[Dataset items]
= = = =

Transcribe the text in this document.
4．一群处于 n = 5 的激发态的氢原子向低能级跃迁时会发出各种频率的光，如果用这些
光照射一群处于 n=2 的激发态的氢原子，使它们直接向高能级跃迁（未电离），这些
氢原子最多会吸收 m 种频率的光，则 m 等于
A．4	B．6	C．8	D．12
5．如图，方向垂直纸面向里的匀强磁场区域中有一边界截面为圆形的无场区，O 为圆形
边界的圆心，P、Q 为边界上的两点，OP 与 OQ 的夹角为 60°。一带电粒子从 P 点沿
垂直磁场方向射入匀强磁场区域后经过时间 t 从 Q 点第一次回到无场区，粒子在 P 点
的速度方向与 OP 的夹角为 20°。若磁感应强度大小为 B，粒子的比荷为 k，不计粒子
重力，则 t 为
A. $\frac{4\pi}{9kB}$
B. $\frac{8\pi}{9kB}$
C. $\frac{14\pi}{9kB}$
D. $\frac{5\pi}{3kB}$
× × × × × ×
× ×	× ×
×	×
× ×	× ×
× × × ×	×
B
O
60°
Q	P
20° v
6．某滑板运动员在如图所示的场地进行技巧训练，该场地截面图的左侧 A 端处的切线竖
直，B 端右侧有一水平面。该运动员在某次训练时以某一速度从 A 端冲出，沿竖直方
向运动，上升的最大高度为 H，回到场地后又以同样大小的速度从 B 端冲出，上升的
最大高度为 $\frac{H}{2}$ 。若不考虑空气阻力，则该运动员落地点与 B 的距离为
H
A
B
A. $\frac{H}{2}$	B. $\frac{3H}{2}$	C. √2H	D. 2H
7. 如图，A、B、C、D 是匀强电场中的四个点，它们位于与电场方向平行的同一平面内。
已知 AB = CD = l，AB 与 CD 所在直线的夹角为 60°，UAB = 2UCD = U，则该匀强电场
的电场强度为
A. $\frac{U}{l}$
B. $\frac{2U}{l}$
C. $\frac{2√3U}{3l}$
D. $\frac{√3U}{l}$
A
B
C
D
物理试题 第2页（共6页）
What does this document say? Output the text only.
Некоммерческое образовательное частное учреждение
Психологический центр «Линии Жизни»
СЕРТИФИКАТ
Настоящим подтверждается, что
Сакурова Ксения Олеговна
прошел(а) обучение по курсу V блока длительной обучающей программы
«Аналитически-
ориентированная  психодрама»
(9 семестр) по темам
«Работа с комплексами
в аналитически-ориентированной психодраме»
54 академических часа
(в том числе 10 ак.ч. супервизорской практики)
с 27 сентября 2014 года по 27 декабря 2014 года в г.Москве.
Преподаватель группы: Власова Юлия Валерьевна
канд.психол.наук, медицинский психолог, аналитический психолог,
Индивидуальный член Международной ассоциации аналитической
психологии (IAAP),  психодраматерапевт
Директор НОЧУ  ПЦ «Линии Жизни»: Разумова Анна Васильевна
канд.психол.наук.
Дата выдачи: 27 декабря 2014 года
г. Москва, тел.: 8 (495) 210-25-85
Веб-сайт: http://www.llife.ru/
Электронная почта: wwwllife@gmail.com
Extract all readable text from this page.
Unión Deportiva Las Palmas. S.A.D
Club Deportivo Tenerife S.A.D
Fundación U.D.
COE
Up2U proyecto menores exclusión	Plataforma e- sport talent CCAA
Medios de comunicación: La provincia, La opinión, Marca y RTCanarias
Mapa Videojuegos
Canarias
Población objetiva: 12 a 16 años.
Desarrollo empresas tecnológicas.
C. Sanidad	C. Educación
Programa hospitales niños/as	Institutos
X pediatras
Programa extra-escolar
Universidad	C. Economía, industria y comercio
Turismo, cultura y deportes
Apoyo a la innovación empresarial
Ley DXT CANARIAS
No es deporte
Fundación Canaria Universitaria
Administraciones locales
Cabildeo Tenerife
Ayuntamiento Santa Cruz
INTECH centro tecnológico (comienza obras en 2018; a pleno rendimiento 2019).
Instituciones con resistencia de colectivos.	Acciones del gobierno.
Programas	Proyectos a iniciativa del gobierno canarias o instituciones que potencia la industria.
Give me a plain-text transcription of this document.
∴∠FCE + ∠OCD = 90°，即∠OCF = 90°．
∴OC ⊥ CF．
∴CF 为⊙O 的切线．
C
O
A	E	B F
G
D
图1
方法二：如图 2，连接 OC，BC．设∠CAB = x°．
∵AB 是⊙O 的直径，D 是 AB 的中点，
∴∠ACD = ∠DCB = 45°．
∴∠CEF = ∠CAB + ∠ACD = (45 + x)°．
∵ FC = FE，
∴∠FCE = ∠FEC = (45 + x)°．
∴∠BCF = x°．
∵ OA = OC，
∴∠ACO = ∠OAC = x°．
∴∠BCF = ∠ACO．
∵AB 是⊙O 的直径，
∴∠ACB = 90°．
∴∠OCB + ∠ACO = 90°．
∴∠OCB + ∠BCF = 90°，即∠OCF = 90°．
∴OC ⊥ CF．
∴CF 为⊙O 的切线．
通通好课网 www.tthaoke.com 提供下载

= = = =

Set exercise
Look over the records above and copy each line that includes the string "Линии".

Reply
Психологический центр «Линии Жизни»
Директор НОЧУ  ПЦ «Линии Жизни»: Разумова Анна Васильевна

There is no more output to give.